## What to work on:
The listing below is to be output in its exact form.

## Data items:
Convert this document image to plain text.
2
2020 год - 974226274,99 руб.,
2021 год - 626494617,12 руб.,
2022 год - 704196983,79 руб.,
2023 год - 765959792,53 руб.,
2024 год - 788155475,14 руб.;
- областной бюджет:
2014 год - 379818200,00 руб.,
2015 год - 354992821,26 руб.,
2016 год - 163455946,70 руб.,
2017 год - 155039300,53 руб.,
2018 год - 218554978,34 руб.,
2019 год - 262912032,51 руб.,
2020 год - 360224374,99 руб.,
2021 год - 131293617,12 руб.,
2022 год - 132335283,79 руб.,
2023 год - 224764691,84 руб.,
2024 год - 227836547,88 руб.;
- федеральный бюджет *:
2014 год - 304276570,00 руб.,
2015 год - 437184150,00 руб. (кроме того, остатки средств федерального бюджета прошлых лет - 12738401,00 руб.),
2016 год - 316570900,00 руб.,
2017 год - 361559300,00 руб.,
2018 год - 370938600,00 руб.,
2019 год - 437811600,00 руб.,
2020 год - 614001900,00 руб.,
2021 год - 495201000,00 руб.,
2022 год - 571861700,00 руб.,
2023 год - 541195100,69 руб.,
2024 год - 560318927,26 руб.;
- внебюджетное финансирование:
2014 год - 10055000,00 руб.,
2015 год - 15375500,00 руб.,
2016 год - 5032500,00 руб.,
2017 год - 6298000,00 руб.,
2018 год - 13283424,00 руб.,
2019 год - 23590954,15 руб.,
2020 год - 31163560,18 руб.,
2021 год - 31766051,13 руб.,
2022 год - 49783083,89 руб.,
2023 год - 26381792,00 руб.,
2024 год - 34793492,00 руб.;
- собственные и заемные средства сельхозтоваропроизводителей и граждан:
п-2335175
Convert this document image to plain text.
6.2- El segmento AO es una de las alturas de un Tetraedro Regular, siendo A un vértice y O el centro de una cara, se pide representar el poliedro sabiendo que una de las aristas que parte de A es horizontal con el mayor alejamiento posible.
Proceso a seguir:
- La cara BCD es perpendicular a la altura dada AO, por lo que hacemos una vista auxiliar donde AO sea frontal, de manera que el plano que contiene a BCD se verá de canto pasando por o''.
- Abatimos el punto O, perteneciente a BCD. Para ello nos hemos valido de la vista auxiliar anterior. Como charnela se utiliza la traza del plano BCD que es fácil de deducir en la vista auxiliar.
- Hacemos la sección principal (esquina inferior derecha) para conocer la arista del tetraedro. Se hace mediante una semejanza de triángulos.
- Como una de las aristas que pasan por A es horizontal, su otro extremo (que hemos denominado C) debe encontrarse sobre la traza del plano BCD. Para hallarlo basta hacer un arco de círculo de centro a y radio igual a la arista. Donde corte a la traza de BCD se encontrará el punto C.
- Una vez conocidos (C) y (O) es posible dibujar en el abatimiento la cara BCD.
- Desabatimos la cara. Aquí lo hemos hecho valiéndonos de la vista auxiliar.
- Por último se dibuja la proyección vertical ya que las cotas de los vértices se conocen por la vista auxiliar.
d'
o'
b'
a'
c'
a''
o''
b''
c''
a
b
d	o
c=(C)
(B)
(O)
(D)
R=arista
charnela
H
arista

## Solution for this exercise:
Convert this document image to plain text.
2
2020 год - 974226274,99 руб.,
2021 год - 626494617,12 руб.,
2022 год - 704196983,79 руб.,
2023 год - 765959792,53 руб.,
2024 год - 788155475,14 руб.;
- областной бюджет:
2014 год - 379818200,00 руб.,
2015 год - 354992821,26 руб.,
2016 год - 163455946,70 руб.,
2017 год - 155039300,53 руб.,
2018 год - 218554978,34 руб.,
2019 год - 262912032,51 руб.,
2020 год - 360224374,99 руб.,
2021 год - 131293617,12 руб.,
2022 год - 132335283,79 руб.,
2023 год - 224764691,84 руб.,
2024 год - 227836547,88 руб.;
- федеральный бюджет *:
2014 год - 304276570,00 руб.,
2015 год - 437184150,00 руб. (кроме того, остатки средств федерального бюджета прошлых лет - 12738401,00 руб.),
2016 год - 316570900,00 руб.,
2017 год - 361559300,00 руб.,
2018 год - 370938600,00 руб.,
2019 год - 437811600,00 руб.,
2020 год - 614001900,00 руб.,
2021 год - 495201000,00 руб.,
2022 год - 571861700,00 руб.,
2023 год - 541195100,69 руб.,
2024 год - 560318927,26 руб.;
- внебюджетное финансирование:
2014 год - 10055000,00 руб.,
2015 год - 15375500,00 руб.,
2016 год - 5032500,00 руб.,
2017 год - 6298000,00 руб.,
2018 год - 13283424,00 руб.,
2019 год - 23590954,15 руб.,
2020 год - 31163560,18 руб.,
2021 год - 31766051,13 руб.,
2022 год - 49783083,89 руб.,
2023 год - 26381792,00 руб.,
2024 год - 34793492,00 руб.;
- собственные и заемные средства сельхозтоваропроизводителей и граждан:
п-2335175
Convert this document image to plain text.
6.2- El segmento AO es una de las alturas de un Tetraedro Regular, siendo A un vértice y O el centro de una cara, se pide representar el poliedro sabiendo que una de las aristas que parte de A es horizontal con el mayor alejamiento posible.
Proceso a seguir:
- La cara BCD es perpendicular a la altura dada AO, por lo que hacemos una vista auxiliar donde AO sea frontal, de manera que el plano que contiene a BCD se verá de canto pasando por o''.
- Abatimos el punto O, perteneciente a BCD. Para ello nos hemos valido de la vista auxiliar anterior. Como charnela se utiliza la traza del plano BCD que es fácil de deducir en la vista auxiliar.
- Hacemos la sección principal (esquina inferior derecha) para conocer la arista del tetraedro. Se hace mediante una semejanza de triángulos.
- Como una de las aristas que pasan por A es horizontal, su otro extremo (que hemos denominado C) debe encontrarse sobre la traza del plano BCD. Para hallarlo basta hacer un arco de círculo de centro a y radio igual a la arista. Donde corte a la traza de BCD se encontrará el punto C.
- Una vez conocidos (C) y (O) es posible dibujar en el abatimiento la cara BCD.
- Desabatimos la cara. Aquí lo hemos hecho valiéndonos de la vista auxiliar.
- Por último se dibuja la proyección vertical ya que las cotas de los vértices se conocen por la vista auxiliar.
d'
o'
b'
a'
c'
a''
o''
b''
c''
a
b
d	o
c=(C)
(B)
(O)
(D)
R=arista
charnela
H
arista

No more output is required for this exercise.